» WRITTEN PROBLEM:
Extract each line of the records below that contains the word "JSON".

» RECORDS PROVIDED:
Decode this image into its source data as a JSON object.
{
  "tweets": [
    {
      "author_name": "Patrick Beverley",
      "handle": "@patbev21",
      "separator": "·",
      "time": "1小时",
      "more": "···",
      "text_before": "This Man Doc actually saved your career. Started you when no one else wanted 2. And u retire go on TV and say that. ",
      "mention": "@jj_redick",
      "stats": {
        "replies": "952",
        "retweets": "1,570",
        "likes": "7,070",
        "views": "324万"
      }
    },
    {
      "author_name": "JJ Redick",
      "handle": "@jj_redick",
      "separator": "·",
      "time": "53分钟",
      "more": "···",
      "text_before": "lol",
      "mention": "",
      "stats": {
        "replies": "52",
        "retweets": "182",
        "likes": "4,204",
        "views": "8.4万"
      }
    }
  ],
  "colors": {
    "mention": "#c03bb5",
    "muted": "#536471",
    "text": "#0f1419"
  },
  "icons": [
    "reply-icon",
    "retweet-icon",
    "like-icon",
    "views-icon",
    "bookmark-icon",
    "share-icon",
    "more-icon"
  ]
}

==

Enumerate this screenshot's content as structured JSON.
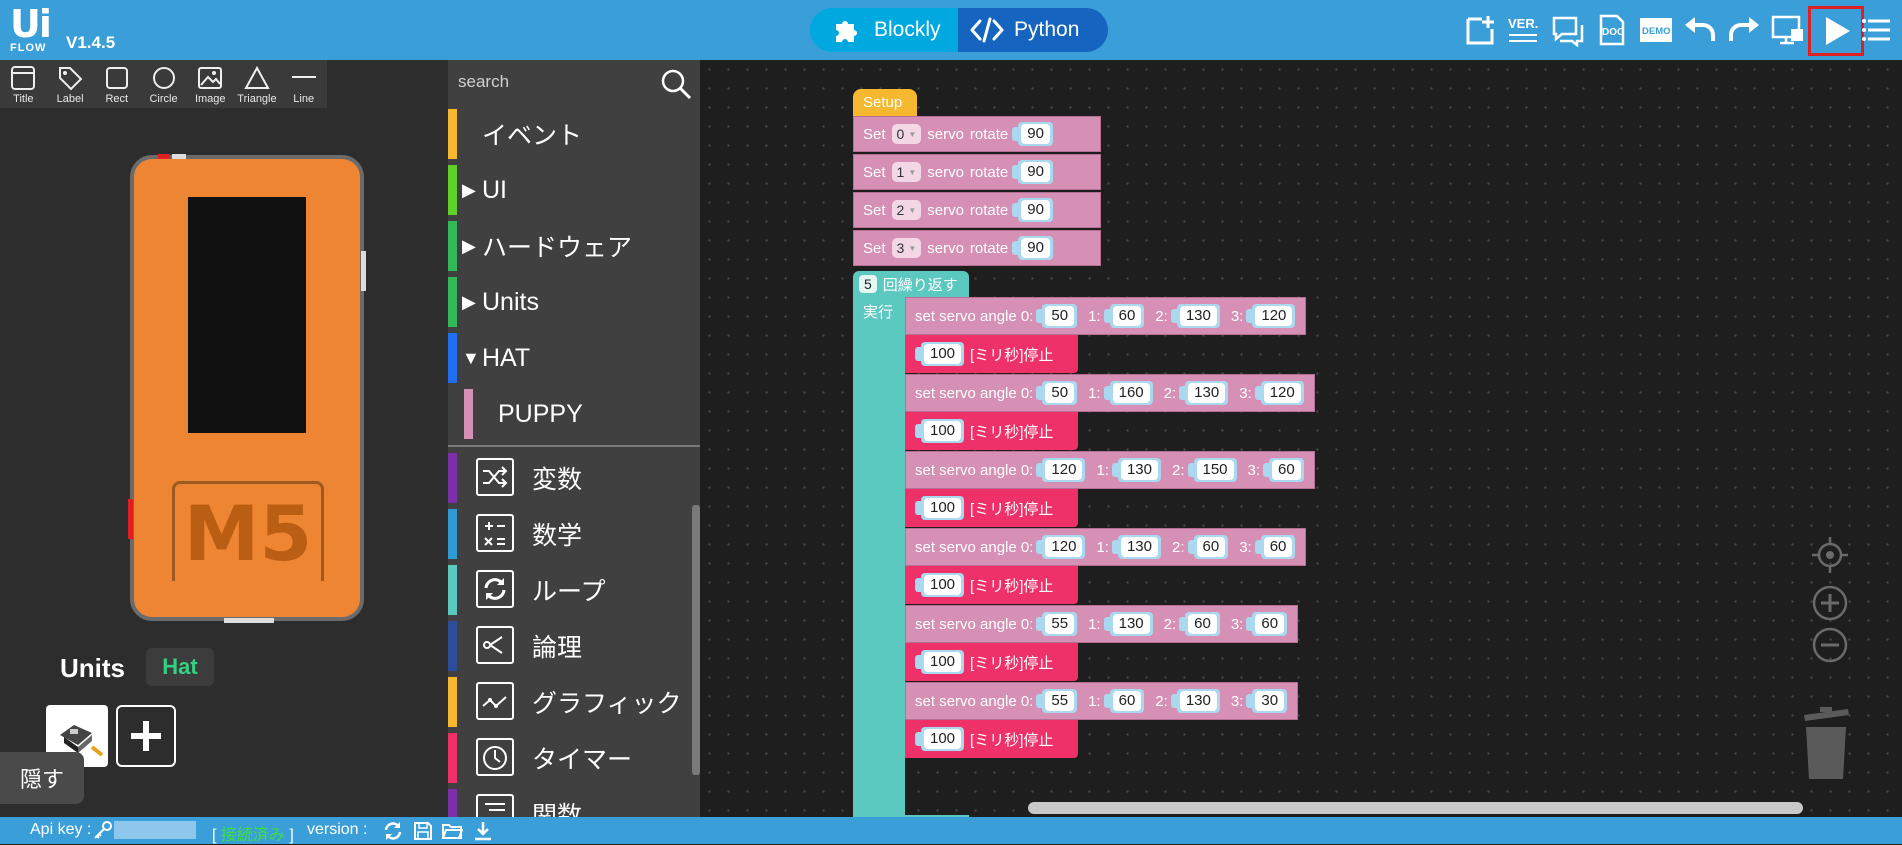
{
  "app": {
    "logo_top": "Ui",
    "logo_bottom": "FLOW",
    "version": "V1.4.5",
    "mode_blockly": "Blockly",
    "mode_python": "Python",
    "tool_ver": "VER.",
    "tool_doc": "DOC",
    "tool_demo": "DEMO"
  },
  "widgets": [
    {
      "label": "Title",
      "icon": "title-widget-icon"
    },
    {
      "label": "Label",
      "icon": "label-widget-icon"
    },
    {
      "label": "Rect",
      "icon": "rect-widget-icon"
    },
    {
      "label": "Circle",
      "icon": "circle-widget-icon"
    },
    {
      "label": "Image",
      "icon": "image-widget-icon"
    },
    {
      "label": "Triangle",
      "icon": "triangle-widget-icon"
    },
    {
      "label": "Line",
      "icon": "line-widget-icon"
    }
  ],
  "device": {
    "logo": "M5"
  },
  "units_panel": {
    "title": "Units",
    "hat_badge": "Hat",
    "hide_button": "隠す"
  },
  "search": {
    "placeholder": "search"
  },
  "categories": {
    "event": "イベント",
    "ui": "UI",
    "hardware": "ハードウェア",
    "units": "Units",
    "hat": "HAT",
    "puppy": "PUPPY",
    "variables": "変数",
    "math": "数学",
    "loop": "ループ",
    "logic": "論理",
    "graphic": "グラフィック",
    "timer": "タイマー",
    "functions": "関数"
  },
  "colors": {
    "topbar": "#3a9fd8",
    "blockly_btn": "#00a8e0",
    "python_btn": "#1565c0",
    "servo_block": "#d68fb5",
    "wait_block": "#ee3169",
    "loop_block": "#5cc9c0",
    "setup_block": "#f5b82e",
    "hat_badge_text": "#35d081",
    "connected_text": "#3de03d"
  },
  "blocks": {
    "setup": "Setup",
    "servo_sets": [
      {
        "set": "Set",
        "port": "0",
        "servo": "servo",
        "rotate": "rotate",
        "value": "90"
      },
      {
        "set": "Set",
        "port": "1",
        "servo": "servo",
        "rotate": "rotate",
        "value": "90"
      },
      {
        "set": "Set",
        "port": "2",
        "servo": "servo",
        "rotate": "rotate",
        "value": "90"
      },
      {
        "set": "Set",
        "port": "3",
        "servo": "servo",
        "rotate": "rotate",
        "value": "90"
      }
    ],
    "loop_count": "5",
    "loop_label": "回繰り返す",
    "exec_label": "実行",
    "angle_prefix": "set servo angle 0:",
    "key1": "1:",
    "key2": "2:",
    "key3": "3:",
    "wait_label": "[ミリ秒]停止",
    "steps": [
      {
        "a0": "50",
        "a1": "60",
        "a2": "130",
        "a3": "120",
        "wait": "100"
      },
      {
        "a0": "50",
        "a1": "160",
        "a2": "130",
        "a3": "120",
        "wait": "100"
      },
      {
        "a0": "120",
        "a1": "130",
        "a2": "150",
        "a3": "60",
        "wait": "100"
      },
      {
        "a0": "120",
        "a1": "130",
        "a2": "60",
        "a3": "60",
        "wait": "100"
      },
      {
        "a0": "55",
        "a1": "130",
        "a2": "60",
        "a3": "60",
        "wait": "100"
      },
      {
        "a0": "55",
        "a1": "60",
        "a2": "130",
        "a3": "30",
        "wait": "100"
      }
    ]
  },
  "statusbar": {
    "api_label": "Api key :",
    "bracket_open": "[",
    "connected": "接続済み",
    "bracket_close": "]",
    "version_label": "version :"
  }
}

» COMPLETE RESPONSE:
Decode this image into its source data as a JSON object.
Enumerate this screenshot's content as structured JSON.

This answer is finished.